#### The request
Go through the material below and copy each line where the word "Designated" appears.

#### Information given
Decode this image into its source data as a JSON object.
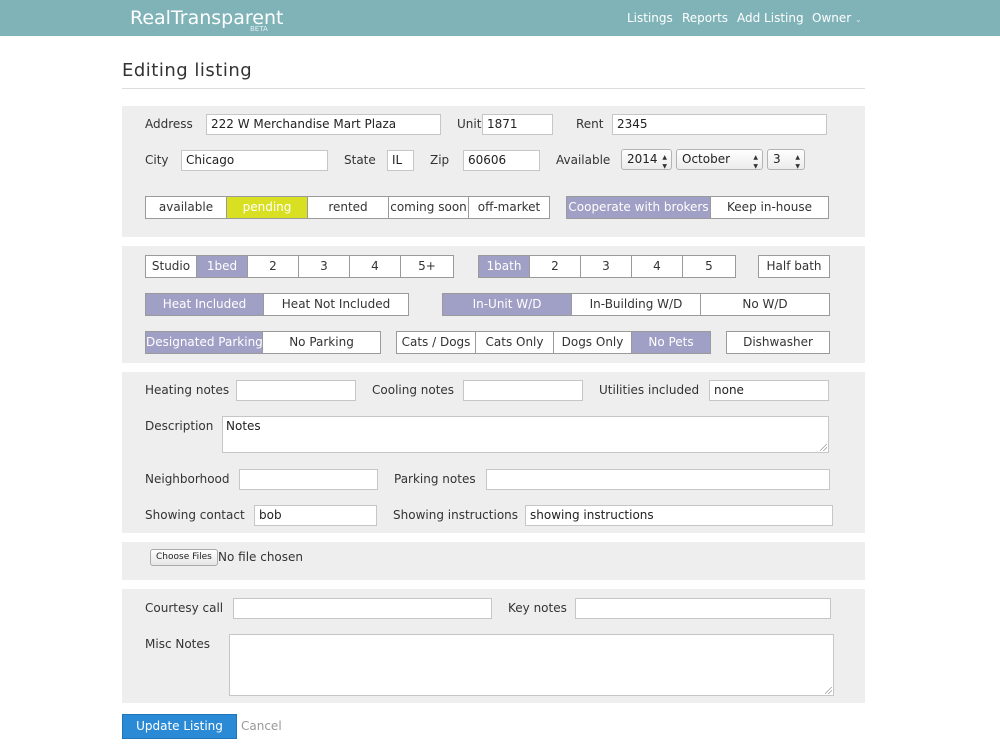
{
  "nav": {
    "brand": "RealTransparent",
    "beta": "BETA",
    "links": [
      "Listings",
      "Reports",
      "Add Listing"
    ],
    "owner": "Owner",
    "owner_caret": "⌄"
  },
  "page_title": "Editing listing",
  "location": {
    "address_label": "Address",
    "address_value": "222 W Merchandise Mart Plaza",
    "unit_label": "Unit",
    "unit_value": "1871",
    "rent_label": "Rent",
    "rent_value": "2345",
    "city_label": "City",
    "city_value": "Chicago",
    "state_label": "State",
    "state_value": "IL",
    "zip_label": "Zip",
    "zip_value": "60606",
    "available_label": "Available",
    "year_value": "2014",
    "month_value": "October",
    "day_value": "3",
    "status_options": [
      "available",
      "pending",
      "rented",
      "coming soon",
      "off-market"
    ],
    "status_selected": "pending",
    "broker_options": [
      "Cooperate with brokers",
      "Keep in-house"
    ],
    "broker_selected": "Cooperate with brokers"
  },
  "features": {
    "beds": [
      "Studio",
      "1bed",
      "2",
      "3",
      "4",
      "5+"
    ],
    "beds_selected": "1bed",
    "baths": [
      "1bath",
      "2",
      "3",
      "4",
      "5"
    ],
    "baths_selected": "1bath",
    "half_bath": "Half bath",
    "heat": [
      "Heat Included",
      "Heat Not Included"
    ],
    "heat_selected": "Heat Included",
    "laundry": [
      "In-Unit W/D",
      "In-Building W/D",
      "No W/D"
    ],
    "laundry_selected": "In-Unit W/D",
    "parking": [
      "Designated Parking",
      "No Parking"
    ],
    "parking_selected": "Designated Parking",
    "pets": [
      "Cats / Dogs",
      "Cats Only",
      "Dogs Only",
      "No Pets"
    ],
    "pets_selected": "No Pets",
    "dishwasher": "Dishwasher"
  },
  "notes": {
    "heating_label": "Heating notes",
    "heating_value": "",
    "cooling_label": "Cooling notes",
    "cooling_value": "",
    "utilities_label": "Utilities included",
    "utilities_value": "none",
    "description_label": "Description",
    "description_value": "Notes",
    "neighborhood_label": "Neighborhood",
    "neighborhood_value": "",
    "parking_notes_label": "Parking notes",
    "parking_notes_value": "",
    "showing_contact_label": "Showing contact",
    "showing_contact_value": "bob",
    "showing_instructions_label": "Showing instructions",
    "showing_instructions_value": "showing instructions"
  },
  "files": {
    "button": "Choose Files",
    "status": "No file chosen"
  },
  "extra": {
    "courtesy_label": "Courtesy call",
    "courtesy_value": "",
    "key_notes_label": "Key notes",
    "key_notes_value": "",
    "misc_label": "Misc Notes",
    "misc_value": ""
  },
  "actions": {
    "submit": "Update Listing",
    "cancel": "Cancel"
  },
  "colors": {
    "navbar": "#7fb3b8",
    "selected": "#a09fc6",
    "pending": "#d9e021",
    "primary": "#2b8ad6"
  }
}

--

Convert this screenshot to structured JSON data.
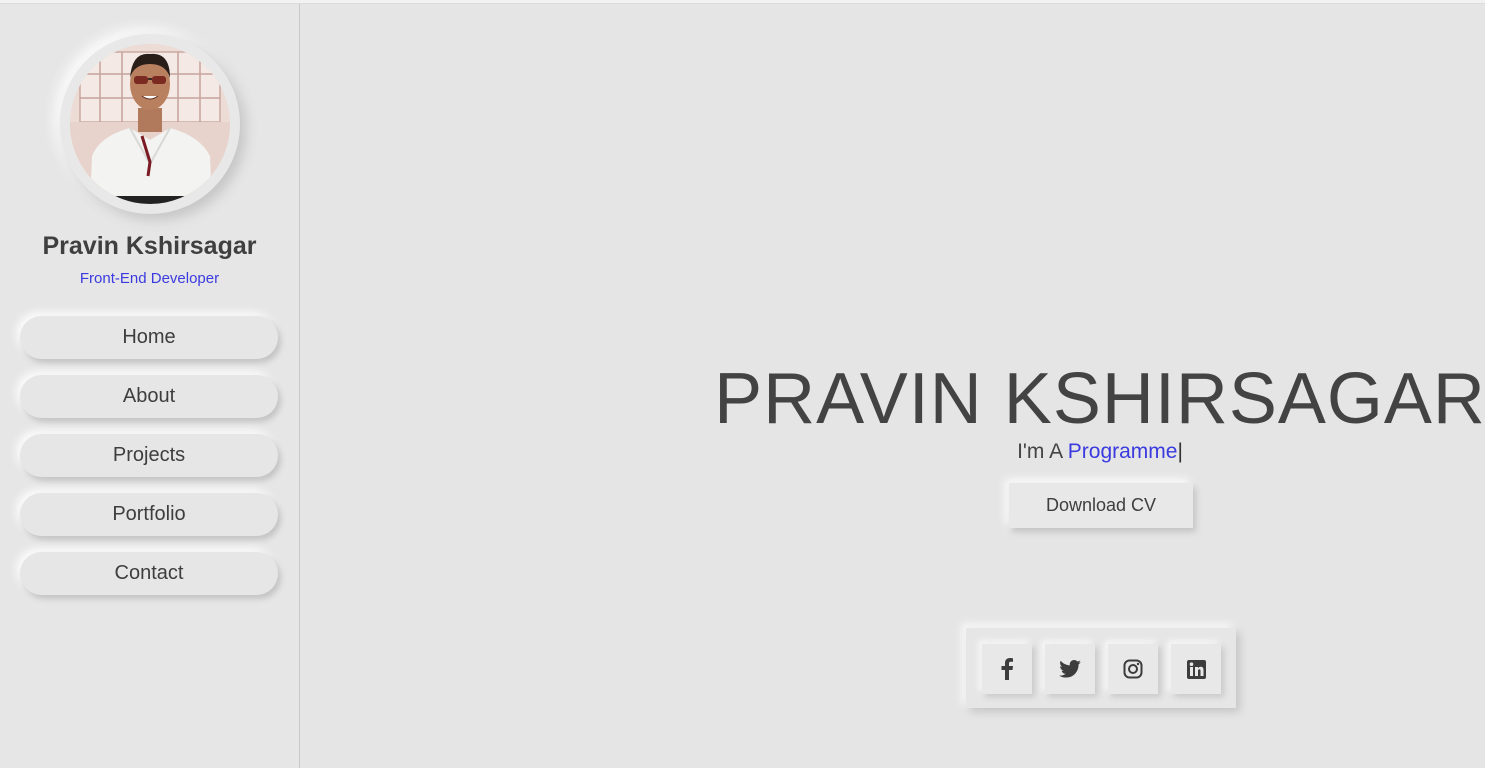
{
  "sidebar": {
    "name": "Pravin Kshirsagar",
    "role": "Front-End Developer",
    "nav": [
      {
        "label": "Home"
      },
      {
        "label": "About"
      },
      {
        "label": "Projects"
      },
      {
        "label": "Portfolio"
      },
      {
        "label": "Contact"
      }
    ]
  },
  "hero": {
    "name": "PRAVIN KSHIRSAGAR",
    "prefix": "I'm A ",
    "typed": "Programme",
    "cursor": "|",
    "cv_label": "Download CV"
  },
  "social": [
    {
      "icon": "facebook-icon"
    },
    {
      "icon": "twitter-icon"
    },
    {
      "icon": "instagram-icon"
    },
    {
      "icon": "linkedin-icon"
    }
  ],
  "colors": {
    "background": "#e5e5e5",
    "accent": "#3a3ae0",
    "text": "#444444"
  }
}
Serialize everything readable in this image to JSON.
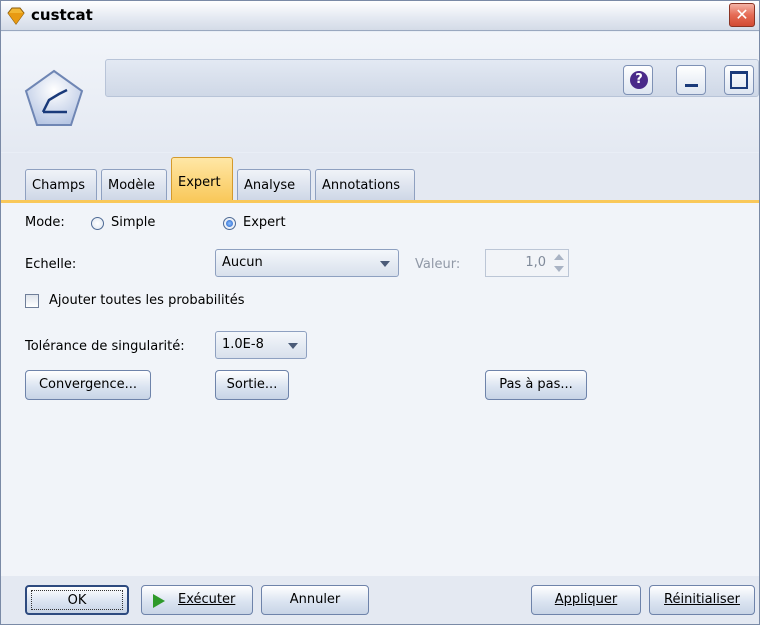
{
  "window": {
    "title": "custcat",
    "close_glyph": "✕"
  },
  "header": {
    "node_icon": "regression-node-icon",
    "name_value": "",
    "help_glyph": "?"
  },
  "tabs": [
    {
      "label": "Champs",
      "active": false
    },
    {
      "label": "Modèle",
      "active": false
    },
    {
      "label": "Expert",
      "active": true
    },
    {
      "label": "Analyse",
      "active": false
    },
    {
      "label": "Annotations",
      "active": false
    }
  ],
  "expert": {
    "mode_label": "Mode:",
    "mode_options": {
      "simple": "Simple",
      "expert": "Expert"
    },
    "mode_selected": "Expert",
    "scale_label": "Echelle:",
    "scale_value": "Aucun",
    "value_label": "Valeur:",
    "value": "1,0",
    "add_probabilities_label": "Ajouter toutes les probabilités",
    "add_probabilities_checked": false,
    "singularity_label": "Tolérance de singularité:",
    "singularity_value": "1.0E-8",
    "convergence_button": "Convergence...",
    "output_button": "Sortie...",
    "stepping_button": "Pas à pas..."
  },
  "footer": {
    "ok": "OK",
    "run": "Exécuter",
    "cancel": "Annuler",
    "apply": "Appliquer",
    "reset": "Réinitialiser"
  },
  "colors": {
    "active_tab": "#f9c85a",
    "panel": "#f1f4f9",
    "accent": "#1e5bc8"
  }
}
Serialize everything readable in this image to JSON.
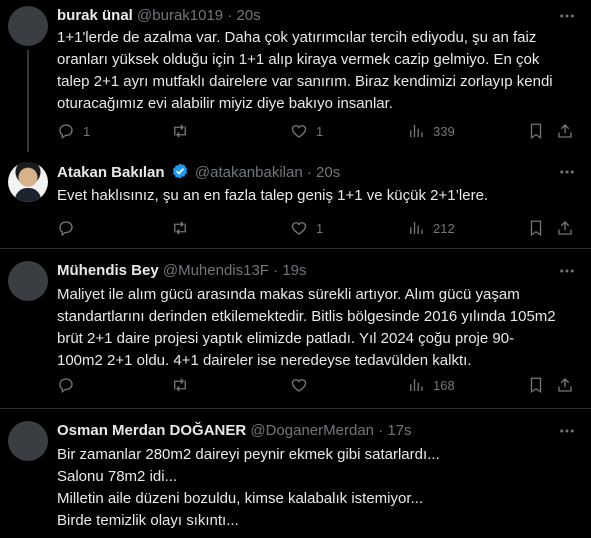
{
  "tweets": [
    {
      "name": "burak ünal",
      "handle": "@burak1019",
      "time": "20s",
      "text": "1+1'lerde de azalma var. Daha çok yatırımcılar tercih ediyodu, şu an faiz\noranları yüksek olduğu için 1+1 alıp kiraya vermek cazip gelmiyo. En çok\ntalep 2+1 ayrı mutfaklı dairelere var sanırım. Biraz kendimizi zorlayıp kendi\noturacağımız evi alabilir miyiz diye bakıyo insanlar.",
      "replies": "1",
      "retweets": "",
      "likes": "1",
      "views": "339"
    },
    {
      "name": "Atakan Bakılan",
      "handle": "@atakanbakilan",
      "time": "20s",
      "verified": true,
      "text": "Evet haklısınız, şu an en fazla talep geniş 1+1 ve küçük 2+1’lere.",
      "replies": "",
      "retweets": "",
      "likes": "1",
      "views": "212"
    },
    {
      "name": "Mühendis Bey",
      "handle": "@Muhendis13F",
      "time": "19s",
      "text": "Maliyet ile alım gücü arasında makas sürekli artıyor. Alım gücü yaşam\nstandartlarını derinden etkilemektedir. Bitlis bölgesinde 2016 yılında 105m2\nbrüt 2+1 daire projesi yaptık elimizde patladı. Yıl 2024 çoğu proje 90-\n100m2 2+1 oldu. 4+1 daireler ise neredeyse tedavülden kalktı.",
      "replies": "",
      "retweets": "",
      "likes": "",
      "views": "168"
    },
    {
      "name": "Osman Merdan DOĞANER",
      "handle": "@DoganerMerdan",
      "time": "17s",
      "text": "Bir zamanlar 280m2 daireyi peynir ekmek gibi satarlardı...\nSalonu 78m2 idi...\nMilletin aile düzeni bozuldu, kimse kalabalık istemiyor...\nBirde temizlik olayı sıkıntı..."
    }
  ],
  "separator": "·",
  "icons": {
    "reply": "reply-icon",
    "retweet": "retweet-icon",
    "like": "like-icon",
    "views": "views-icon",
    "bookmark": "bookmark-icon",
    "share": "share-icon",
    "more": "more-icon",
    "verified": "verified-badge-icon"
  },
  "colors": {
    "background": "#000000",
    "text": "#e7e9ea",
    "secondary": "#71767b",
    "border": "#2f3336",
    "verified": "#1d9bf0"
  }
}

#### Task response
      "Designated Parking",
    "parking_selected": "Designated Parking",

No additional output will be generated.